[Stored items from a collection]
++++++

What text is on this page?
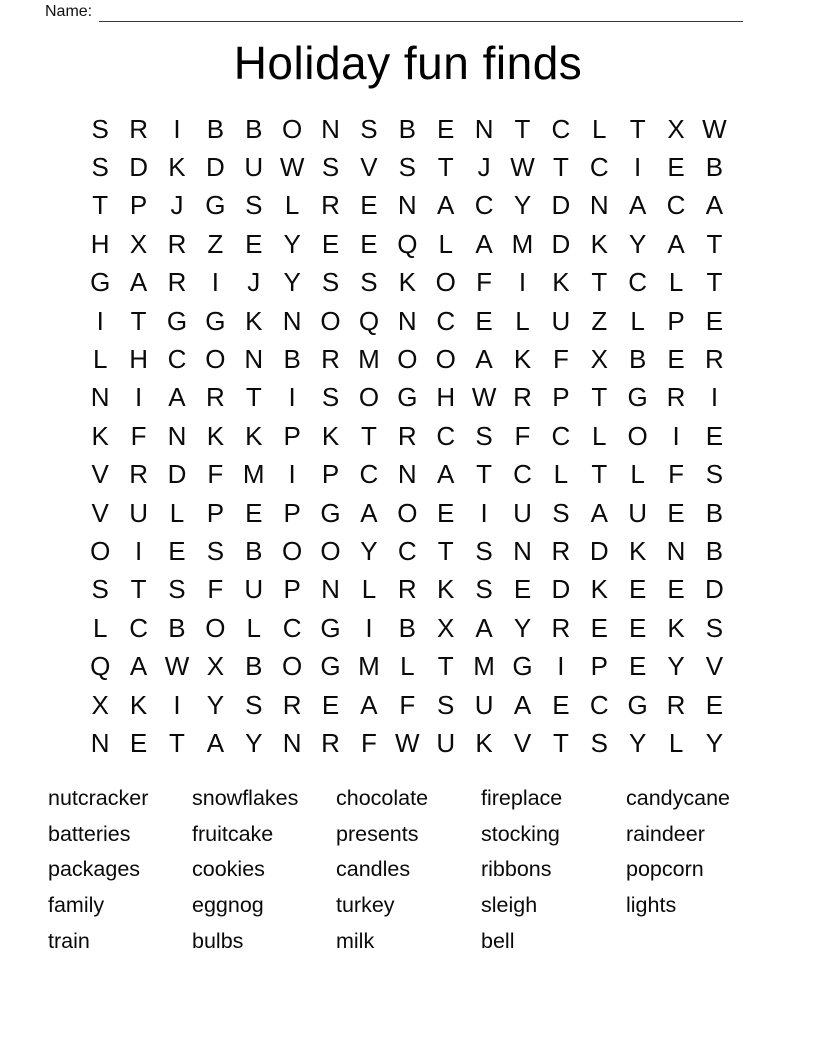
Name:
Holiday fun finds
S R I	B B O N S B E N T C L T X W
S D K D U W S V S T J W T C I	E B
T P J G S L R E N A C Y D N A C A
H X R Z E Y E E Q L A M D K Y A T
G A R I	J Y S S K O F	I	K T C L T
I	T G G K N O Q N C E L U Z L P E
L H C O N B R M O O A K F X B E R
N I	A R T	I	S O G H W R P T G R I
K F N K K P K T R C S F C L O I	E
V R D F M I	P C N A T C L T L F S
V U L P E P G A O E	I U S A U E B
O I	E S B O O Y C T S N R D K N B
S T S F U P N L R K S E D K E E D
L C B O L C G I	B X A Y R E E K S
Q A W X B O G M L T M G I	P E Y V
X K	I	Y S R E A F S U A E C G R E
N E T A Y N R F W U K V T S Y L Y
nutcracker
batteries
packages
family
train
snowflakes
fruitcake
cookies
eggnog
bulbs
chocolate
presents
candles
turkey
milk
fireplace
stocking
ribbons
sleigh
bell
candycane
raindeer
popcorn
lights
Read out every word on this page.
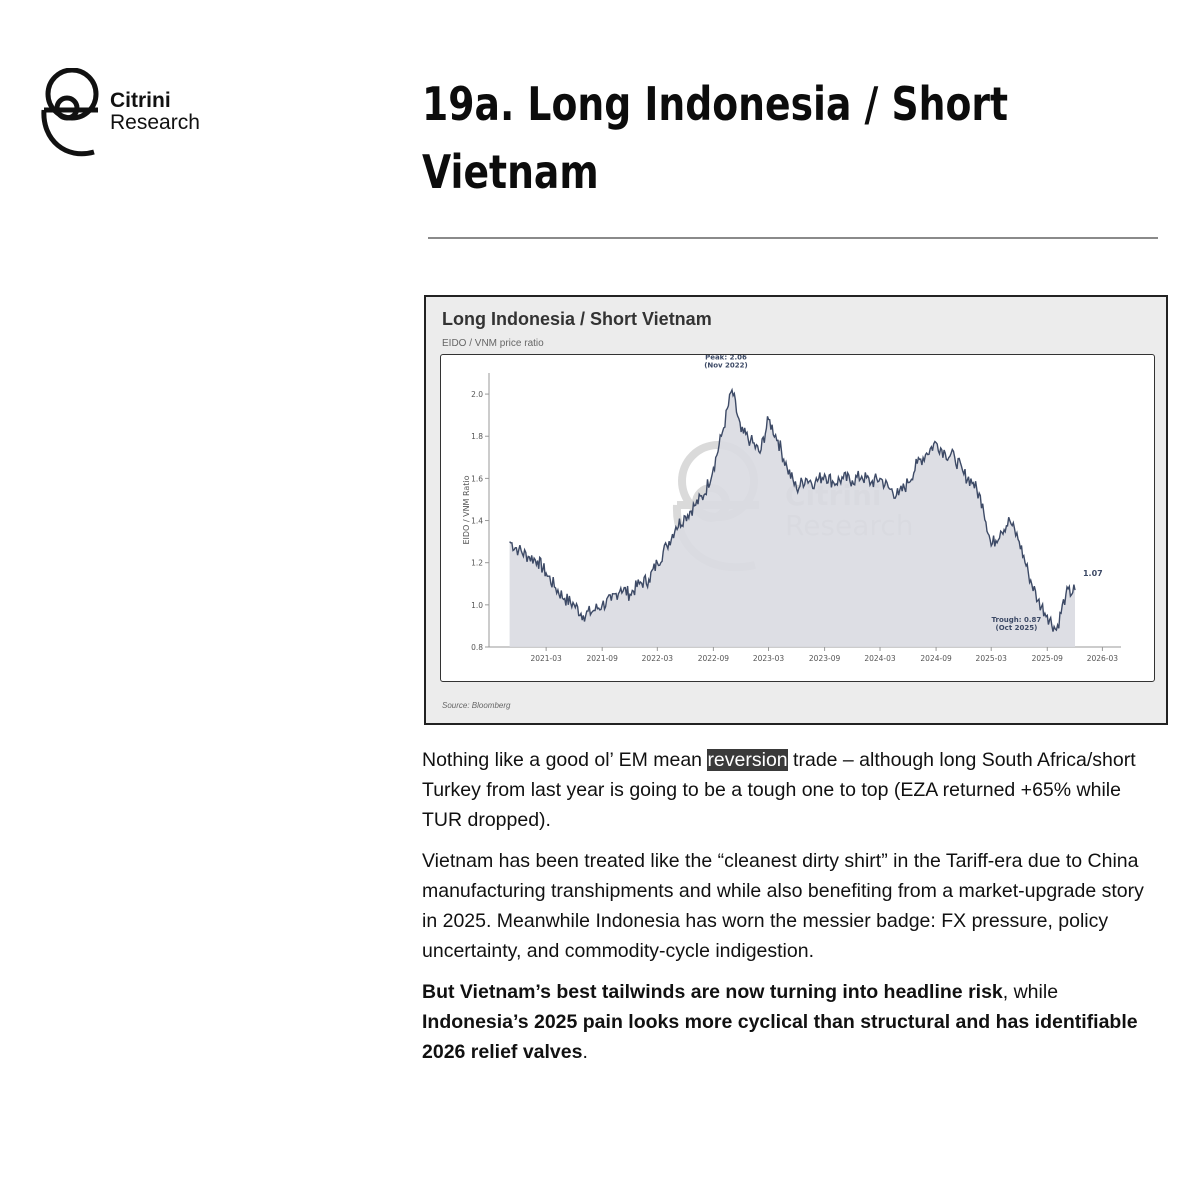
Citrini
Research	19a. Long Indonesia / Short Vietnam
Long Indonesia / Short Vietnam
EIDO / VNM price ratio
EIDO / VNM Ratio
0.8
1.0
1.2
1.4
1.6
1.8
2.0
2021-03	2021-09	2022-03	2022-09	2023-03	2023-09	2024-03	2024-09	2025-03	2025-09	2026-03
Peak: 2.06
(Nov 2022)
Trough: 0.87
(Oct 2025)
1.07
Source: Bloomberg

Nothing like a good ol’ EM mean reversion trade – although long South Africa/short Turkey from last year is going to be a tough one to top (EZA returned +65% while TUR dropped).

Vietnam has been treated like the “cleanest dirty shirt” in the Tariff-era due to China manufacturing transhipments and while also benefiting from a market-upgrade story in 2025. Meanwhile Indonesia has worn the messier badge: FX pressure, policy uncertainty, and commodity-cycle indigestion.

But Vietnam’s best tailwinds are now turning into headline risk, while Indonesia’s 2025 pain looks more cyclical than structural and has identifiable 2026 relief valves.
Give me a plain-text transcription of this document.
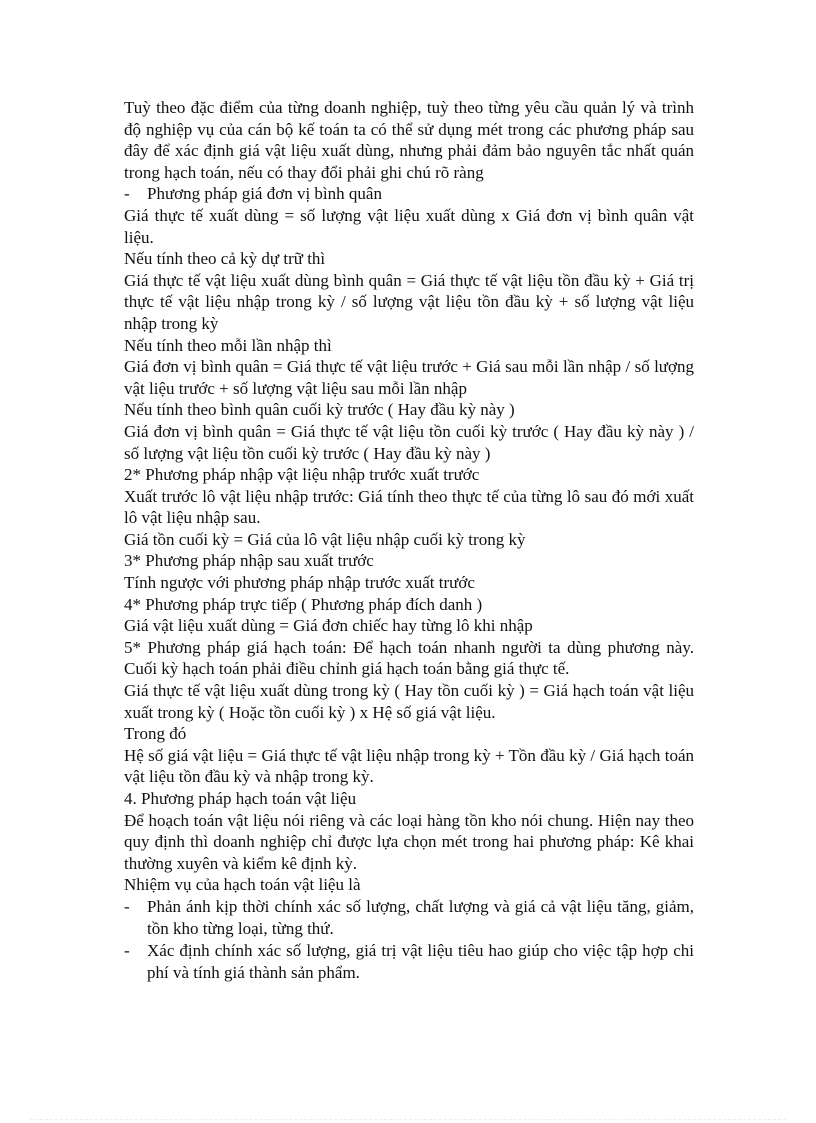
Tuỳ theo đặc điểm của từng doanh nghiệp, tuỳ theo từng yêu cầu quản lý và trình độ nghiệp vụ của cán bộ kế toán ta có thể sử dụng mét trong các phương pháp sau đây để xác định giá vật liệu xuất dùng, nhưng phải đảm bảo nguyên tắc nhất quán trong hạch toán, nếu có thay đổi phải ghi chú rõ ràng

-	Phương pháp giá đơn vị bình quân

Giá thực tế xuất dùng = số lượng vật liệu xuất dùng x Giá đơn vị bình quân vật liệu.

Nếu tính theo cả kỳ dự trữ thì

Giá thực tế vật liệu xuất dùng bình quân = Giá thực tế vật liệu tồn đầu kỳ + Giá trị thực tế vật liệu nhập trong kỳ / số lượng vật liệu tồn đầu kỳ + số lượng vật liệu nhập trong kỳ

Nếu tính theo mỗi lần nhập thì

Giá đơn vị bình quân = Giá thực tế vật liệu trước + Giá sau mỗi lần nhập / số lượng vật liệu trước + số lượng vật liệu sau mỗi lần nhập

Nếu tính theo bình quân cuối kỳ trước ( Hay đầu kỳ này )

Giá đơn vị bình quân = Giá thực tế vật liệu tồn cuối kỳ trước ( Hay đầu kỳ này ) / số lượng vật liệu tồn cuối kỳ trước ( Hay đầu kỳ này )

2* Phương pháp nhập vật liệu nhập trước xuất trước

Xuất trước lô vật liệu nhập trước: Giá tính theo thực tế của từng lô sau đó mới xuất lô vật liệu nhập sau.

Giá tồn cuối kỳ = Giá của lô vật liệu nhập cuối kỳ trong kỳ

3* Phương pháp nhập sau xuất trước

Tính ngược với phương pháp nhập trước xuất trước

4* Phương pháp trực tiếp ( Phương pháp đích danh )

Giá vật liệu xuất dùng = Giá đơn chiếc hay từng lô khi nhập

5* Phương pháp giá hạch toán: Để hạch toán nhanh người ta dùng phương này. Cuối kỳ hạch toán phải điều chỉnh giá hạch toán bằng giá thực tế.

Giá thực tế vật liệu xuất dùng trong kỳ ( Hay tồn cuối kỳ ) = Giá hạch toán vật liệu xuất trong kỳ ( Hoặc tồn cuối kỳ ) x Hệ số giá vật liệu.

Trong đó

Hệ số giá vật liệu = Giá thực tế vật liệu nhập trong kỳ + Tồn đầu kỳ / Giá hạch toán vật liệu tồn đầu kỳ và nhập trong kỳ.

4. Phương pháp hạch toán vật liệu

Để hoạch toán vật liệu nói riêng và các loại hàng tồn kho nói chung. Hiện nay theo quy định thì doanh nghiệp chỉ được lựa chọn mét trong hai phương pháp: Kê khai thường xuyên và kiểm kê định kỳ.

Nhiệm vụ của hạch toán vật liệu là

-	Phản ánh kịp thời chính xác số lượng, chất lượng và giá cả vật liệu tăng, giảm, tồn kho từng loại, từng thứ.
-	Xác định chính xác số lượng, giá trị vật liệu tiêu hao giúp cho việc tập hợp chi phí và tính giá thành sản phẩm.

++++++

CHALLENGE - Find every line with "Vietnam" in the listing and state how many there are, nothing else.

EXERCISE OUTPUT - 4